■ Exercise prompt:
Find each line containing the string "BRETTUSDT" and return it.

* START Input data *

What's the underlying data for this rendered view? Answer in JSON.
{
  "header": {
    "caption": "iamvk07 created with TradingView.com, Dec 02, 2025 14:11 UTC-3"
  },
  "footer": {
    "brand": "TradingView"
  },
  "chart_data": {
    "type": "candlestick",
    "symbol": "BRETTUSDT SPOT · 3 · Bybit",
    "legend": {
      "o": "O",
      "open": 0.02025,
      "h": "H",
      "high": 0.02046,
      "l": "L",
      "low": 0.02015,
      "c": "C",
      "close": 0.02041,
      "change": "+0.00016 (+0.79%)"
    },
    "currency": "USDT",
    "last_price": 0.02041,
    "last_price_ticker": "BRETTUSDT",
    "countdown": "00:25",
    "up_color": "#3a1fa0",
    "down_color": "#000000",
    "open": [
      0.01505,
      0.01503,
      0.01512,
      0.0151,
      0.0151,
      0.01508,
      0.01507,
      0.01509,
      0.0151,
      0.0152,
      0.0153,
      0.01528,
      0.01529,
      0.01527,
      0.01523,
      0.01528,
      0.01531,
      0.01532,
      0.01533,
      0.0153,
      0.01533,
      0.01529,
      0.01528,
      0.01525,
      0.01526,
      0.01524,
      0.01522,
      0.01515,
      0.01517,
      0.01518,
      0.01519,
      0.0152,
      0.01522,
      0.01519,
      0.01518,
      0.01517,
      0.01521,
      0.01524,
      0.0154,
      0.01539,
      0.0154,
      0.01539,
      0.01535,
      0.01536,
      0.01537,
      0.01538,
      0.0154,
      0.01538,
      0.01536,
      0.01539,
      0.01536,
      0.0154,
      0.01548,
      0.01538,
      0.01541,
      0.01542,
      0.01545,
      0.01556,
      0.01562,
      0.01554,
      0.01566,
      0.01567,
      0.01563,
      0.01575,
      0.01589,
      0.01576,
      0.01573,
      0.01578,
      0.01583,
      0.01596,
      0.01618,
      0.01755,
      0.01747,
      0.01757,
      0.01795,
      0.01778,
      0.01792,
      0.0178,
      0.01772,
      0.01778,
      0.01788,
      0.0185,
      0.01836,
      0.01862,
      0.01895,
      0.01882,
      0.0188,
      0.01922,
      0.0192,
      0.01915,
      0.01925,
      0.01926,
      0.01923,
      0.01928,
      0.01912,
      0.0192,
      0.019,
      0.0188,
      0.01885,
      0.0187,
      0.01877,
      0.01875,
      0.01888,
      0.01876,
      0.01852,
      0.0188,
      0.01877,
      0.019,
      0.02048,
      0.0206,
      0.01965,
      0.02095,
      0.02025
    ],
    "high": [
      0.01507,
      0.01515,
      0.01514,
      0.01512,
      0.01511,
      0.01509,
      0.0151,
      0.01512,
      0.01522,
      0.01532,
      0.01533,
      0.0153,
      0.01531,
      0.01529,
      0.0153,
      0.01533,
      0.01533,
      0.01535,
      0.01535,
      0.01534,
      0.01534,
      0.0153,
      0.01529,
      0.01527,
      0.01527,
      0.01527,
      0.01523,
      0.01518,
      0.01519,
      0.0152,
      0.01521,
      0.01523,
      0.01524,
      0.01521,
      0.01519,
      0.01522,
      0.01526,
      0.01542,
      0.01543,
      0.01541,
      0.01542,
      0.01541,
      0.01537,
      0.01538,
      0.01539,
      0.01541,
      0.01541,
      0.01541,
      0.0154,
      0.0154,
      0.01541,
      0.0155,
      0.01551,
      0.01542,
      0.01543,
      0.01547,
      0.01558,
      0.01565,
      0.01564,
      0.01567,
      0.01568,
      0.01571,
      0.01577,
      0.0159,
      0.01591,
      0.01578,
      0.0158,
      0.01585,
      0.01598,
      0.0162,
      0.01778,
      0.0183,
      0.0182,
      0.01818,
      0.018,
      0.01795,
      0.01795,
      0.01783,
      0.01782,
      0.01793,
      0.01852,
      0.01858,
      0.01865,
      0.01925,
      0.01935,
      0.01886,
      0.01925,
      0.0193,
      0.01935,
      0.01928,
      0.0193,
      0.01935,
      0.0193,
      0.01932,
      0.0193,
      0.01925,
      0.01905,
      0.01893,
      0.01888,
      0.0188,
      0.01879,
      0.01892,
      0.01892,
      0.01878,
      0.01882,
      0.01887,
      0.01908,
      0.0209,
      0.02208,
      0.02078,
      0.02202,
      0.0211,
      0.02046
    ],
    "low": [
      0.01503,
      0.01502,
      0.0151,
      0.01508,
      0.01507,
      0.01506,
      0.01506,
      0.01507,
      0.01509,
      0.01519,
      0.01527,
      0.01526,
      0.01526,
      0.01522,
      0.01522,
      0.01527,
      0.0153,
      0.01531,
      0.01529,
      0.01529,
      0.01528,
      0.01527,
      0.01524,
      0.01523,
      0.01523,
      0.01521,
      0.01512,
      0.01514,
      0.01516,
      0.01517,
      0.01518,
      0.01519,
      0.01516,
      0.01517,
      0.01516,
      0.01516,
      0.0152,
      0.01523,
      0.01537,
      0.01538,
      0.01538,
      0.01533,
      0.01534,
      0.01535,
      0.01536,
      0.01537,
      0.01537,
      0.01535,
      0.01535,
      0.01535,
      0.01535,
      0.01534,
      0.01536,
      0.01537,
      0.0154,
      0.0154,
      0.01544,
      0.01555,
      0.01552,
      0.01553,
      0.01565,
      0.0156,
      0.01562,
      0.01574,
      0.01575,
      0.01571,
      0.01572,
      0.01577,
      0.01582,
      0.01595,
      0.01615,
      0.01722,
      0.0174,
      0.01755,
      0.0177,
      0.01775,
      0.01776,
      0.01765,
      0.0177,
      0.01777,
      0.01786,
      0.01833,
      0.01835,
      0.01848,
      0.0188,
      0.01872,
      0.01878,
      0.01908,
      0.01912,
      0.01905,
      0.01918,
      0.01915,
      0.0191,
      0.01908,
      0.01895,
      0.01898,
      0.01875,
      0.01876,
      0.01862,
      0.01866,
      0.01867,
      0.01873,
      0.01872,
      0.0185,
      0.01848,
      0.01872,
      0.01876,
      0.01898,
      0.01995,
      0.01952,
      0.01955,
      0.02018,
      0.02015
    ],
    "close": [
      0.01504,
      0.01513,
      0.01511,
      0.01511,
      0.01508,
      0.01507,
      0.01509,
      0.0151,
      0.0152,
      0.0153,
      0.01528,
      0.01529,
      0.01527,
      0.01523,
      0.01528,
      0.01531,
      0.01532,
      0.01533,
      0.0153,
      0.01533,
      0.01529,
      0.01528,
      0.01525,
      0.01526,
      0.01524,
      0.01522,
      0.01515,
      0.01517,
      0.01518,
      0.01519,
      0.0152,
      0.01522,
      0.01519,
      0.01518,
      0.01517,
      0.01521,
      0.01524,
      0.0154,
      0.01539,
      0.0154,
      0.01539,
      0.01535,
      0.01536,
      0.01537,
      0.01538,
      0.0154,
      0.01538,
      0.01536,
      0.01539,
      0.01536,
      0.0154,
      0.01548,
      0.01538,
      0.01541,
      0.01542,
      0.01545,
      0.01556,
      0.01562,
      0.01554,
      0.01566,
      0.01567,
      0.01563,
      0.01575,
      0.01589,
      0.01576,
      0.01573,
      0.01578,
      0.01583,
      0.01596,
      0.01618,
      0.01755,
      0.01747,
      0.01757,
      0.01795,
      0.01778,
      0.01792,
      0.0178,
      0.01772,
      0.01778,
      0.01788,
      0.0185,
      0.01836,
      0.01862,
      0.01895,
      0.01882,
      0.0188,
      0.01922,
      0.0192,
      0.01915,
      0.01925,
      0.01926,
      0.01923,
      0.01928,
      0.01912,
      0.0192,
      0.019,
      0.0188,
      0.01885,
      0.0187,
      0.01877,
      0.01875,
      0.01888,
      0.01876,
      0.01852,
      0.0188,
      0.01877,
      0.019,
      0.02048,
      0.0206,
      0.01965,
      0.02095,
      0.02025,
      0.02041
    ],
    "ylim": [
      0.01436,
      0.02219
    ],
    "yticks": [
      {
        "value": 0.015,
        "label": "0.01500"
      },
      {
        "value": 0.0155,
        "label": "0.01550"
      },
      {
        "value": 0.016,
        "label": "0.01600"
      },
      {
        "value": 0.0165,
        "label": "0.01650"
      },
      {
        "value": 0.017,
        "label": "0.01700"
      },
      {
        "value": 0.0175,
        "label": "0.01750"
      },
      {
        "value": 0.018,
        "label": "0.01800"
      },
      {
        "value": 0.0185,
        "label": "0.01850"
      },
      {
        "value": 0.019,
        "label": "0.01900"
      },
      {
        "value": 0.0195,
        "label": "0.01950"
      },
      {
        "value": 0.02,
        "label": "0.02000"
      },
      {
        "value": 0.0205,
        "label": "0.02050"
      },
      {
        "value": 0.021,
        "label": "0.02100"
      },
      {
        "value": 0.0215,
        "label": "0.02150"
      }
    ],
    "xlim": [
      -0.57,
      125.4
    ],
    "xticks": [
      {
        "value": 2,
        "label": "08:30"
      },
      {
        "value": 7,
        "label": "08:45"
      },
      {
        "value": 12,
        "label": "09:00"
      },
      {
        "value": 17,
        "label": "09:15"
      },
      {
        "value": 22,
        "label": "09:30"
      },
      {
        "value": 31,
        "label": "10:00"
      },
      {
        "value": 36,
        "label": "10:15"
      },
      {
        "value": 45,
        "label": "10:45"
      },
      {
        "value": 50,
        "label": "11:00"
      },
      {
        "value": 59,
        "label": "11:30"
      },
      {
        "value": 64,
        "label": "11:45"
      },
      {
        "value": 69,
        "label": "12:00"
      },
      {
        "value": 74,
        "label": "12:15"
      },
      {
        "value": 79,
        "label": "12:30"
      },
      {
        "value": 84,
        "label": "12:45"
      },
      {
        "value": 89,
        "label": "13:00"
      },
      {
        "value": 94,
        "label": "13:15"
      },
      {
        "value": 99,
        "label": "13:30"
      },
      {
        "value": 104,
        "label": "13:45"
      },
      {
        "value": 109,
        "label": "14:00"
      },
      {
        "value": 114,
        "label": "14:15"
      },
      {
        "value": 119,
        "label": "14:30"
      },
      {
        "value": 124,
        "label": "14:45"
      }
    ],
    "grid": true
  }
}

* END Input data *
* START Input data *

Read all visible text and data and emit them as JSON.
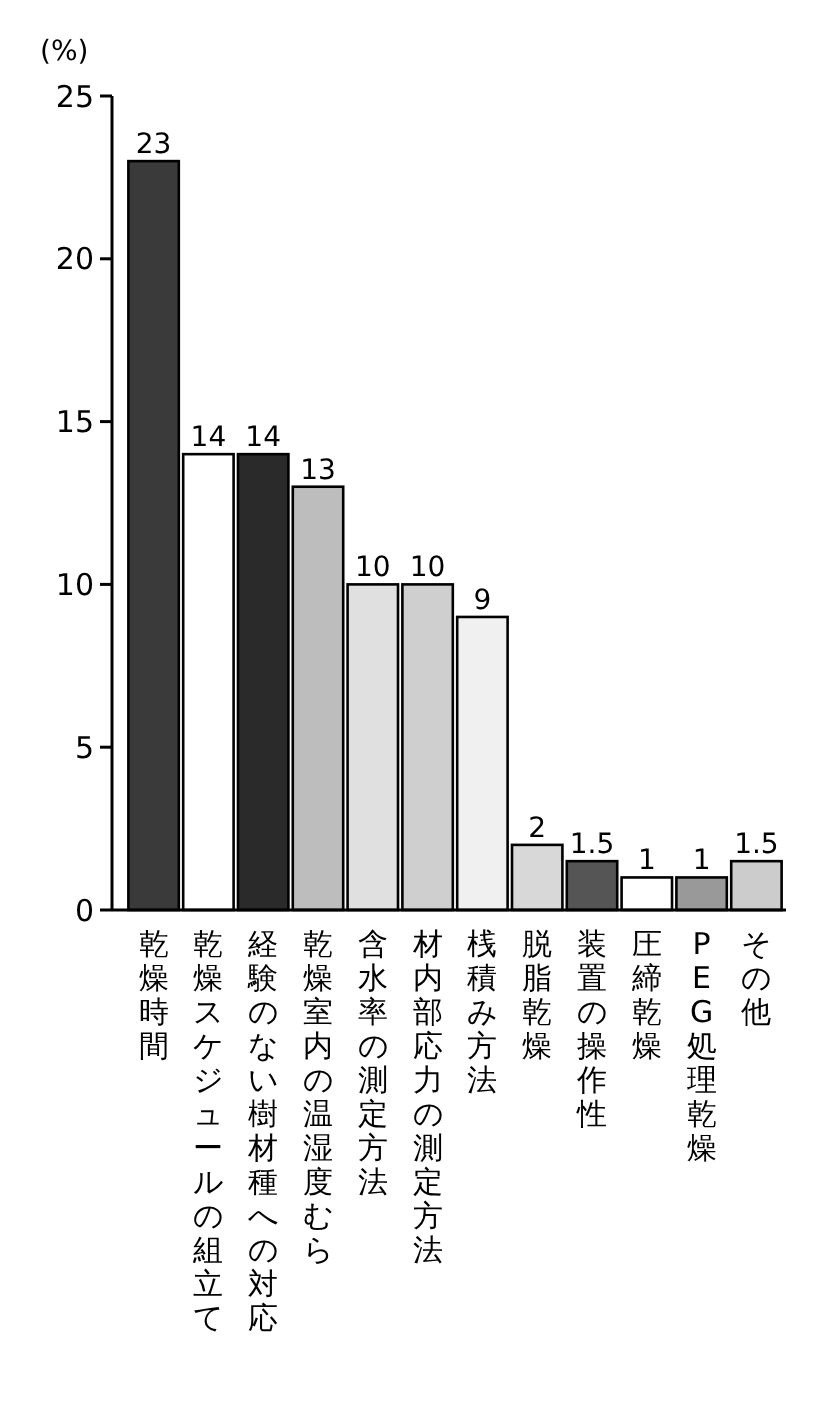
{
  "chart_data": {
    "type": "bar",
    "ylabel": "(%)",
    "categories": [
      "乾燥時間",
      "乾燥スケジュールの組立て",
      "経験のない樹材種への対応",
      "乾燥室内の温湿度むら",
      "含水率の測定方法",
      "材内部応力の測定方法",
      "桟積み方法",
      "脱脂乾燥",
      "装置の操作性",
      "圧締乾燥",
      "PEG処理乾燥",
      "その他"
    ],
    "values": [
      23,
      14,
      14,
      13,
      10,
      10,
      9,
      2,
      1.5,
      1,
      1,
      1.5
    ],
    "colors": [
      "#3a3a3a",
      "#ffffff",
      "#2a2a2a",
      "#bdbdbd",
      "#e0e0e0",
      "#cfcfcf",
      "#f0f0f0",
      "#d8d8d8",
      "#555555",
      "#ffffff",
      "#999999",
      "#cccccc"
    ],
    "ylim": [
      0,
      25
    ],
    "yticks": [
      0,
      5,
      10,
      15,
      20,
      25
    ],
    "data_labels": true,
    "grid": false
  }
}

* END Input data *

■ Written reply:
    "symbol": "BRETTUSDT SPOT · 3 · Bybit",
    "last_price_ticker": "BRETTUSDT",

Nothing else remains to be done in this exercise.